**READING TEXT:**
/---
Proteomics data analysis

Raw data was analyzed with MaxQuant software (version 1.6.8.0) using label-free quantification (Cox et al. 2011). A false discovery rate (FDR) of 0.01 for proteins and peptides and a minimum peptide length of 7 amino acids were required. MS/MS spectra were searched against the database using the Andromeda search engine. Trypsin allowing N-terminal cleavage to proline was selected for enzyme specificity. Cysteine carbamidomethylation was selected as fixed modification, while protein N-terminal acetylation and methionine oxidation were selected as variable modifications. Up to two missing cleavages were allowed. Initial mass deviation of precursor ion was up to 7 ppm, mass deviation for fragment ions was 0.05 Da. Protein identification required one unique peptide to the protein group and match between run was enabled. In all cases, 4 biological replicates and at least 2 technical replicates were used. All correction analyses were carried out with Perseus software Version 1.6.10.0. All biological replicates had an R2 > 0.97. Proteins were considered present when they had been identified in at least 3 out of 4 biological replicates. Pfam and GO over-representation and signal peptide analysis were done as described (El-Gebali et al. 2019; Petersen et al. 2011).
\---
**EXERCISE BRIEF:** Can you carry the proteomics data analysis passage forward from its final sentence?

**SOURCE MATERIAL:**
/---
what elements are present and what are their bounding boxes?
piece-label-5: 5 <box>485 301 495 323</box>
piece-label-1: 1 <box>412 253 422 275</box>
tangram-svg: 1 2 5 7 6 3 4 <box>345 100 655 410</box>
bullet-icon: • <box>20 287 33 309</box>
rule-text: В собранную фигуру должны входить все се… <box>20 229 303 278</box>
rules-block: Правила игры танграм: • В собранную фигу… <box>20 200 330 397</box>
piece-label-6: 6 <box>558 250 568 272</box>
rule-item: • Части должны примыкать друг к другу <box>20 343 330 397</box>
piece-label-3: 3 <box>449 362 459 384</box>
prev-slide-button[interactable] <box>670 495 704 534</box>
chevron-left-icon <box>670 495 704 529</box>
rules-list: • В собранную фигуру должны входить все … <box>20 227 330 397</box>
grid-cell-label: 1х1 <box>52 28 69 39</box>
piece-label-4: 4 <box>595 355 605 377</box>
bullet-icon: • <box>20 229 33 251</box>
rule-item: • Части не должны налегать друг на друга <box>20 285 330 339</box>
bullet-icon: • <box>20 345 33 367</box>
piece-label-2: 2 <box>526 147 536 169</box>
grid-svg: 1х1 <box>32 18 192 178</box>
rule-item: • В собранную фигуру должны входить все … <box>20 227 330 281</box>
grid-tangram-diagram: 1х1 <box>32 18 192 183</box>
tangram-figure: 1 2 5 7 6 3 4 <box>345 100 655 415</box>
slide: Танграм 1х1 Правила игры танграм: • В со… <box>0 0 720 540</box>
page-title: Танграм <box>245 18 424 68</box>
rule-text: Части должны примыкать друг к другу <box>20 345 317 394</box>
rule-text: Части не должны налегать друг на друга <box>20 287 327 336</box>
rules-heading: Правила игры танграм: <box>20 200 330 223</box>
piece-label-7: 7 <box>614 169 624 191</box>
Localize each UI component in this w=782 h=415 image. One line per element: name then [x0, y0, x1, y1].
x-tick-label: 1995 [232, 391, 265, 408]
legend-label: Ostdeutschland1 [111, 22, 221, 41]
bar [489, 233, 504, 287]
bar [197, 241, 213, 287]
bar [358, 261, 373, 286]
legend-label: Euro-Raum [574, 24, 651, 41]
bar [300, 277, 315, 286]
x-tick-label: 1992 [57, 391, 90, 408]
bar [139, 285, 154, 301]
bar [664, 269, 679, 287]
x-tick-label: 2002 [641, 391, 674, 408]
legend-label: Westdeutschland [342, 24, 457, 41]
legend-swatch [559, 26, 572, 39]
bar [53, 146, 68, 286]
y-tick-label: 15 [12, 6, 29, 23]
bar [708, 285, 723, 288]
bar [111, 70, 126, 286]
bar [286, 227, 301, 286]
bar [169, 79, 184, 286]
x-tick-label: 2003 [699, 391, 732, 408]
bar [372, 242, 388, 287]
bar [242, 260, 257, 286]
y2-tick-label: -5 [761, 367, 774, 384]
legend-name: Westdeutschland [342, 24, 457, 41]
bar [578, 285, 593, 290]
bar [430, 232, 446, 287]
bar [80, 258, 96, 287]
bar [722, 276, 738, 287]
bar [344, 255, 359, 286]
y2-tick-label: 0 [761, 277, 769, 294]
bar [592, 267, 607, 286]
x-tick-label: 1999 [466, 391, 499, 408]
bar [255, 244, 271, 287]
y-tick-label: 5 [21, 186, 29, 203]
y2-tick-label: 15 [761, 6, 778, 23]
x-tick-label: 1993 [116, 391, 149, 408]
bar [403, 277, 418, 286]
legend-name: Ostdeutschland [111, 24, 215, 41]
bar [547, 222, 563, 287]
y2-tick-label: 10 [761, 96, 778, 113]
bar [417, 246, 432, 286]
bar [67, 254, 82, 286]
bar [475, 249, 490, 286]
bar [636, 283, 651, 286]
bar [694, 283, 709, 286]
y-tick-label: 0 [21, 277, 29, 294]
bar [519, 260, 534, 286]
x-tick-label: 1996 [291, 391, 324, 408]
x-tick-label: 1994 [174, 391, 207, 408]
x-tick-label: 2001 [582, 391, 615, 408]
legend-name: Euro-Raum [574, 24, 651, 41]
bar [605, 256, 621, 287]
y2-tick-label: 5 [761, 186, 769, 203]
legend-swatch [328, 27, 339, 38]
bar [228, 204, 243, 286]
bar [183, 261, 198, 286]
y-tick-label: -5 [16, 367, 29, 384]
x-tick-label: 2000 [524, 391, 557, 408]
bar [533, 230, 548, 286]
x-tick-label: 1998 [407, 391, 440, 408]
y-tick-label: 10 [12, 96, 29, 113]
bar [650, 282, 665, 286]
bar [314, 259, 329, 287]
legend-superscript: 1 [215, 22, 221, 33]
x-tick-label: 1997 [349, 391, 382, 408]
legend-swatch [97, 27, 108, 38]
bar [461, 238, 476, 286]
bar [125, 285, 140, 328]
\---
**WRITTEN ANSWER:**
Cellulase activity assay

Cellulase activity was quantified using the filter paper activity assay (FPase) (Xiao et al. 2004). To this end, 7-mm diameter round Whatman No. 1 filter paper was incubated with 60 µL culture medium for 24 h at 50 °C. This was followed by a 5 min incubation at 95 °C after adding 120 μL DNS (10 g L−1 3,5-dinitrosalicylic acid, 400 g L−1 KNa-tartrate and 16 g NaOH L−1). Aliquots of the samples (100 µL) were transferred to the wells of a flat-bottom plate and the A540 was determined using a Synergy HTX Microplate Reader (BioTek, Winooski, VT, USA). Calibration curves were made using different concentrations of glucose. Units of cellulase activity were defined as 1 µmol glucose or xylose being released in 1 min, respectively. Cellulase activity within the culture media of MA234.1 and ΔagsE cultures and mixtures thereof were analysed by one-way ANOVA, followed by either a Bonferroni or Dunnett's T3 test for multiple comparisons.

Pathway analysis

Protein expression were calculated by using R package “DESeq2” and KEGG enrichment analyses was performed using the “phyper” function from the R package stats (Kanehisa and Goto 2000). The Benjamini–Hochberg was used to correct for significance p-value of 0.05.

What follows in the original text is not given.